=== Exercise task ===
Search the listing for the string "photo" and copy every line that contains it.

=== Excerpted records ===
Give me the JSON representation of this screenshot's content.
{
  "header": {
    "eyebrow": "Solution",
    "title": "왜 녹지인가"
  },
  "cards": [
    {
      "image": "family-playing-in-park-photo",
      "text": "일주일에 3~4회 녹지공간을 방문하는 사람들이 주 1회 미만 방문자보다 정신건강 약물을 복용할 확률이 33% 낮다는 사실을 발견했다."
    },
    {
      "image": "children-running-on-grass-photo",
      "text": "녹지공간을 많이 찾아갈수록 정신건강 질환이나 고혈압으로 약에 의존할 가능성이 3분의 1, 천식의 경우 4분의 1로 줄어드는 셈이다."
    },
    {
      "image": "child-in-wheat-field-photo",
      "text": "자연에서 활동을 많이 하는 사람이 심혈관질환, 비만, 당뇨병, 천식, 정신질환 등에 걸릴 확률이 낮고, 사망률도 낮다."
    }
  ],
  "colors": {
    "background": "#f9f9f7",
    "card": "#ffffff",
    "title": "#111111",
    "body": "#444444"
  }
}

=== Answer to the problem ===
      "image": "family-playing-in-park-photo",
      "image": "children-running-on-grass-photo",
      "image": "child-in-wheat-field-photo",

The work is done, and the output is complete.